- **Saved entries**:
···

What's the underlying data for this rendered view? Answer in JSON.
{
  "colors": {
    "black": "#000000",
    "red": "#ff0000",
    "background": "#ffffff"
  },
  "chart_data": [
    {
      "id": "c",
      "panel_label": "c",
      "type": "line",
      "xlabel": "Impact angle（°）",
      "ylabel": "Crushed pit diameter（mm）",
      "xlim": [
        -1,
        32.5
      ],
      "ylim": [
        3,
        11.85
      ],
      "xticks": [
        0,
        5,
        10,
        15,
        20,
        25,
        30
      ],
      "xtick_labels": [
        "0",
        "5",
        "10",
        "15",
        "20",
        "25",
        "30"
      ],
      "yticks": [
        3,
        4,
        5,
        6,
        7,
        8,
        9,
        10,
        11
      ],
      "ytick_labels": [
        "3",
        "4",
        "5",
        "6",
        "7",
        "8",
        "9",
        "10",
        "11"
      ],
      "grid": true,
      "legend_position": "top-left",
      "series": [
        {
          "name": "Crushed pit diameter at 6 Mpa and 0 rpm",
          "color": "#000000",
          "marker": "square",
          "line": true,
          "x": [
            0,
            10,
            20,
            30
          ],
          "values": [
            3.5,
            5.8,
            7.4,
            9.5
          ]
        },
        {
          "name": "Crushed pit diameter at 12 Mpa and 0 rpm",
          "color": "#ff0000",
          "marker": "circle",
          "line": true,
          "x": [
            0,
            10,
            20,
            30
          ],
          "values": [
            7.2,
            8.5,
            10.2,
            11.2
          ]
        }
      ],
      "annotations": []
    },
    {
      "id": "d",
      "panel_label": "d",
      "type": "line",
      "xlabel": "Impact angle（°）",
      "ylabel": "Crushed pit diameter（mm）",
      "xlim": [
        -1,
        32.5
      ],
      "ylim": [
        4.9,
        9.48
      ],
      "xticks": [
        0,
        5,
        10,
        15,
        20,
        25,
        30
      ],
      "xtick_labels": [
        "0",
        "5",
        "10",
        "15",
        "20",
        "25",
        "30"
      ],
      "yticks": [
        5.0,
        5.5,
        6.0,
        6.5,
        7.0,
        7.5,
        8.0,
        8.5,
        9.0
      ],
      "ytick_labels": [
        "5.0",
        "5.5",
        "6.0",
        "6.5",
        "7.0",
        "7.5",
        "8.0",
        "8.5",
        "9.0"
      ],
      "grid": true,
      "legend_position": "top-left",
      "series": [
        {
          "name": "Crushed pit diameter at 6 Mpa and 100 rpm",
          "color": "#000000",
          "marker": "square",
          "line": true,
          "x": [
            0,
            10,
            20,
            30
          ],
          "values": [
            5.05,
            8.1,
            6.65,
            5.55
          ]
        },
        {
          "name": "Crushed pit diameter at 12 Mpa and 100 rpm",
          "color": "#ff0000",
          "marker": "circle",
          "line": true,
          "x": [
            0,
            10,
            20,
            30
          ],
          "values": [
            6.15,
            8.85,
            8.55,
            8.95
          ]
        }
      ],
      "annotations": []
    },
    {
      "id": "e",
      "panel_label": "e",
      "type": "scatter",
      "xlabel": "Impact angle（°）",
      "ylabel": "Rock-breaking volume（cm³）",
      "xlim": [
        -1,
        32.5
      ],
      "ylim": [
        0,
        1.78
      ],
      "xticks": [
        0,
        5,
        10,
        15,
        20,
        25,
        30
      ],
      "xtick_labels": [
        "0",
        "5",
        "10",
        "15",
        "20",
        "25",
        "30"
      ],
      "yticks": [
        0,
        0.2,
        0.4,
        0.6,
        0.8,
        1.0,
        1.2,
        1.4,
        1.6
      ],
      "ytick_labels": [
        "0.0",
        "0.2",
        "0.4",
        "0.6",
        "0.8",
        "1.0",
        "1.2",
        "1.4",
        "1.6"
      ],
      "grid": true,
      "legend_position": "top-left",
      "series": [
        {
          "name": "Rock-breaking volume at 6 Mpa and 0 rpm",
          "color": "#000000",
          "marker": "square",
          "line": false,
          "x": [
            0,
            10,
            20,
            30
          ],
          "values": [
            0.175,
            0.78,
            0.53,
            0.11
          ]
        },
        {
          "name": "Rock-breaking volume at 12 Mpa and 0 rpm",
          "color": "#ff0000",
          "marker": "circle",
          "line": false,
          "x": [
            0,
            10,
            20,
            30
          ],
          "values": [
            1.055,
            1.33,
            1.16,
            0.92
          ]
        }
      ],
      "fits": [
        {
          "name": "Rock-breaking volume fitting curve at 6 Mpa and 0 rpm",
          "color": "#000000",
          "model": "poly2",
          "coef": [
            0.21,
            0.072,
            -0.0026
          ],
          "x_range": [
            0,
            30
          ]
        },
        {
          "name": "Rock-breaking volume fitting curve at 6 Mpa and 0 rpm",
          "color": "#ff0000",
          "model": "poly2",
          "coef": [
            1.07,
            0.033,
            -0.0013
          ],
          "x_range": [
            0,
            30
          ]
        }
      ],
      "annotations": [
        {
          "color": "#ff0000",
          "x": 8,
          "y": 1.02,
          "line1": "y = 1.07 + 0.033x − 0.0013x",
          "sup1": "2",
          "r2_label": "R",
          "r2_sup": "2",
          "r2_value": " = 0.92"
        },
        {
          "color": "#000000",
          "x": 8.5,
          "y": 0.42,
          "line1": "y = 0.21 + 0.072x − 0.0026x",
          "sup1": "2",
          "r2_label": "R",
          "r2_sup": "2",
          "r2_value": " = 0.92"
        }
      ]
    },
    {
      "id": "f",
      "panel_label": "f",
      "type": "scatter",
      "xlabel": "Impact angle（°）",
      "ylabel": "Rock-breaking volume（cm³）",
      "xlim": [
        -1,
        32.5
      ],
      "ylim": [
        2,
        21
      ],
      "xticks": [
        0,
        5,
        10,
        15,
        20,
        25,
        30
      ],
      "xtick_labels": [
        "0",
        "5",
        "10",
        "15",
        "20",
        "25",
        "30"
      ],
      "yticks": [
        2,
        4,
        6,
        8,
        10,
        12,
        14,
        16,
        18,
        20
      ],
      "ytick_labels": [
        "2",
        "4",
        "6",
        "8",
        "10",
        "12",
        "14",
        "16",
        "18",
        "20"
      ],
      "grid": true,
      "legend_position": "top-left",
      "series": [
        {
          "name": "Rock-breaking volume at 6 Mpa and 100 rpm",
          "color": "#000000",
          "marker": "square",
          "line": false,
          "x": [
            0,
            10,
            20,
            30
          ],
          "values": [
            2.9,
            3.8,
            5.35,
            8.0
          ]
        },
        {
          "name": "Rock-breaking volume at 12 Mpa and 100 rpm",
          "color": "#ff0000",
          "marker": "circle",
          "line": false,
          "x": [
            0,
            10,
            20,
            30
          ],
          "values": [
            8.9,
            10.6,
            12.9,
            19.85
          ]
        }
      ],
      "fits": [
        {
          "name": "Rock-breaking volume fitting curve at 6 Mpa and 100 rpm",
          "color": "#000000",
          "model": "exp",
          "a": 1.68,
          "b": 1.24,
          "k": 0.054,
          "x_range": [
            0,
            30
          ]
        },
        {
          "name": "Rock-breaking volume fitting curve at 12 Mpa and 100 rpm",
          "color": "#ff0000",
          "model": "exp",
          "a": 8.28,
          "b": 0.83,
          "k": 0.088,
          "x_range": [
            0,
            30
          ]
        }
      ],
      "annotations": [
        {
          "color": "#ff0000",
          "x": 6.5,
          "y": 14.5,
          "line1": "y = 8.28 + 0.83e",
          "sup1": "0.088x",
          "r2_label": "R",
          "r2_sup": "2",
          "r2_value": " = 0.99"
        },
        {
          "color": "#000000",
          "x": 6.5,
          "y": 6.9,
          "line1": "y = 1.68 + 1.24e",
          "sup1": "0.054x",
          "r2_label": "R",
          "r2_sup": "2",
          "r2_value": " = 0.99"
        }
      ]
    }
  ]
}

···

- **Set exercise**: Write out the listing once more, matching it exactly.

- **In response**:
What's the underlying data for this rendered view? Answer in JSON.
{
  "colors": {
    "black": "#000000",
    "red": "#ff0000",
    "background": "#ffffff"
  },
  "chart_data": [
    {
      "id": "c",
      "panel_label": "c",
      "type": "line",
      "xlabel": "Impact angle（°）",
      "ylabel": "Crushed pit diameter（mm）",
      "xlim": [
        -1,
        32.5
      ],
      "ylim": [
        3,
        11.85
      ],
      "xticks": [
        0,
        5,
        10,
        15,
        20,
        25,
        30
      ],
      "xtick_labels": [
        "0",
        "5",
        "10",
        "15",
        "20",
        "25",
        "30"
      ],
      "yticks": [
        3,
        4,
        5,
        6,
        7,
        8,
        9,
        10,
        11
      ],
      "ytick_labels": [
        "3",
        "4",
        "5",
        "6",
        "7",
        "8",
        "9",
        "10",
        "11"
      ],
      "grid": true,
      "legend_position": "top-left",
      "series": [
        {
          "name": "Crushed pit diameter at 6 Mpa and 0 rpm",
          "color": "#000000",
          "marker": "square",
          "line": true,
          "x": [
            0,
            10,
            20,
            30
          ],
          "values": [
            3.5,
            5.8,
            7.4,
            9.5
          ]
        },
        {
          "name": "Crushed pit diameter at 12 Mpa and 0 rpm",
          "color": "#ff0000",
          "marker": "circle",
          "line": true,
          "x": [
            0,
            10,
            20,
            30
          ],
          "values": [
            7.2,
            8.5,
            10.2,
            11.2
          ]
        }
      ],
      "annotations": []
    },
    {
      "id": "d",
      "panel_label": "d",
      "type": "line",
      "xlabel": "Impact angle（°）",
      "ylabel": "Crushed pit diameter（mm）",
      "xlim": [
        -1,
        32.5
      ],
      "ylim": [
        4.9,
        9.48
      ],
      "xticks": [
        0,
        5,
        10,
        15,
        20,
        25,
        30
      ],
      "xtick_labels": [
        "0",
        "5",
        "10",
        "15",
        "20",
        "25",
        "30"
      ],
      "yticks": [
        5.0,
        5.5,
        6.0,
        6.5,
        7.0,
        7.5,
        8.0,
        8.5,
        9.0
      ],
      "ytick_labels": [
        "5.0",
        "5.5",
        "6.0",
        "6.5",
        "7.0",
        "7.5",
        "8.0",
        "8.5",
        "9.0"
      ],
      "grid": true,
      "legend_position": "top-left",
      "series": [
        {
          "name": "Crushed pit diameter at 6 Mpa and 100 rpm",
          "color": "#000000",
          "marker": "square",
          "line": true,
          "x": [
            0,
            10,
            20,
            30
          ],
          "values": [
            5.05,
            8.1,
            6.65,
            5.55
          ]
        },
        {
          "name": "Crushed pit diameter at 12 Mpa and 100 rpm",
          "color": "#ff0000",
          "marker": "circle",
          "line": true,
          "x": [
            0,
            10,
            20,
            30
          ],
          "values": [
            6.15,
            8.85,
            8.55,
            8.95
          ]
        }
      ],
      "annotations": []
    },
    {
      "id": "e",
      "panel_label": "e",
      "type": "scatter",
      "xlabel": "Impact angle（°）",
      "ylabel": "Rock-breaking volume（cm³）",
      "xlim": [
        -1,
        32.5
      ],
      "ylim": [
        0,
        1.78
      ],
      "xticks": [
        0,
        5,
        10,
        15,
        20,
        25,
        30
      ],
      "xtick_labels": [
        "0",
        "5",
        "10",
        "15",
        "20",
        "25",
        "30"
      ],
      "yticks": [
        0,
        0.2,
        0.4,
        0.6,
        0.8,
        1.0,
        1.2,
        1.4,
        1.6
      ],
      "ytick_labels": [
        "0.0",
        "0.2",
        "0.4",
        "0.6",
        "0.8",
        "1.0",
        "1.2",
        "1.4",
        "1.6"
      ],
      "grid": true,
      "legend_position": "top-left",
      "series": [
        {
          "name": "Rock-breaking volume at 6 Mpa and 0 rpm",
          "color": "#000000",
          "marker": "square",
          "line": false,
          "x": [
            0,
            10,
            20,
            30
          ],
          "values": [
            0.175,
            0.78,
            0.53,
            0.11
          ]
        },
        {
          "name": "Rock-breaking volume at 12 Mpa and 0 rpm",
          "color": "#ff0000",
          "marker": "circle",
          "line": false,
          "x": [
            0,
            10,
            20,
            30
          ],
          "values": [
            1.055,
            1.33,
            1.16,
            0.92
          ]
        }
      ],
      "fits": [
        {
          "name": "Rock-breaking volume fitting curve at 6 Mpa and 0 rpm",
          "color": "#000000",
          "model": "poly2",
          "coef": [
            0.21,
            0.072,
            -0.0026
          ],
          "x_range": [
            0,
            30
          ]
        },
        {
          "name": "Rock-breaking volume fitting curve at 6 Mpa and 0 rpm",
          "color": "#ff0000",
          "model": "poly2",
          "coef": [
            1.07,
            0.033,
            -0.0013
          ],
          "x_range": [
            0,
            30
          ]
        }
      ],
      "annotations": [
        {
          "color": "#ff0000",
          "x": 8,
          "y": 1.02,
          "line1": "y = 1.07 + 0.033x − 0.0013x",
          "sup1": "2",
          "r2_label": "R",
          "r2_sup": "2",
          "r2_value": " = 0.92"
        },
        {
          "color": "#000000",
          "x": 8.5,
          "y": 0.42,
          "line1": "y = 0.21 + 0.072x − 0.0026x",
          "sup1": "2",
          "r2_label": "R",
          "r2_sup": "2",
          "r2_value": " = 0.92"
        }
      ]
    },
    {
      "id": "f",
      "panel_label": "f",
      "type": "scatter",
      "xlabel": "Impact angle（°）",
      "ylabel": "Rock-breaking volume（cm³）",
      "xlim": [
        -1,
        32.5
      ],
      "ylim": [
        2,
        21
      ],
      "xticks": [
        0,
        5,
        10,
        15,
        20,
        25,
        30
      ],
      "xtick_labels": [
        "0",
        "5",
        "10",
        "15",
        "20",
        "25",
        "30"
      ],
      "yticks": [
        2,
        4,
        6,
        8,
        10,
        12,
        14,
        16,
        18,
        20
      ],
      "ytick_labels": [
        "2",
        "4",
        "6",
        "8",
        "10",
        "12",
        "14",
        "16",
        "18",
        "20"
      ],
      "grid": true,
      "legend_position": "top-left",
      "series": [
        {
          "name": "Rock-breaking volume at 6 Mpa and 100 rpm",
          "color": "#000000",
          "marker": "square",
          "line": false,
          "x": [
            0,
            10,
            20,
            30
          ],
          "values": [
            2.9,
            3.8,
            5.35,
            8.0
          ]
        },
        {
          "name": "Rock-breaking volume at 12 Mpa and 100 rpm",
          "color": "#ff0000",
          "marker": "circle",
          "line": false,
          "x": [
            0,
            10,
            20,
            30
          ],
          "values": [
            8.9,
            10.6,
            12.9,
            19.85
          ]
        }
      ],
      "fits": [
        {
          "name": "Rock-breaking volume fitting curve at 6 Mpa and 100 rpm",
          "color": "#000000",
          "model": "exp",
          "a": 1.68,
          "b": 1.24,
          "k": 0.054,
          "x_range": [
            0,
            30
          ]
        },
        {
          "name": "Rock-breaking volume fitting curve at 12 Mpa and 100 rpm",
          "color": "#ff0000",
          "model": "exp",
          "a": 8.28,
          "b": 0.83,
          "k": 0.088,
          "x_range": [
            0,
            30
          ]
        }
      ],
      "annotations": [
        {
          "color": "#ff0000",
          "x": 6.5,
          "y": 14.5,
          "line1": "y = 8.28 + 0.83e",
          "sup1": "0.088x",
          "r2_label": "R",
          "r2_sup": "2",
          "r2_value": " = 0.99"
        },
        {
          "color": "#000000",
          "x": 6.5,
          "y": 6.9,
          "line1": "y = 1.68 + 1.24e",
          "sup1": "0.054x",
          "r2_label": "R",
          "r2_sup": "2",
          "r2_value": " = 0.99"
        }
      ]
    }
  ]
}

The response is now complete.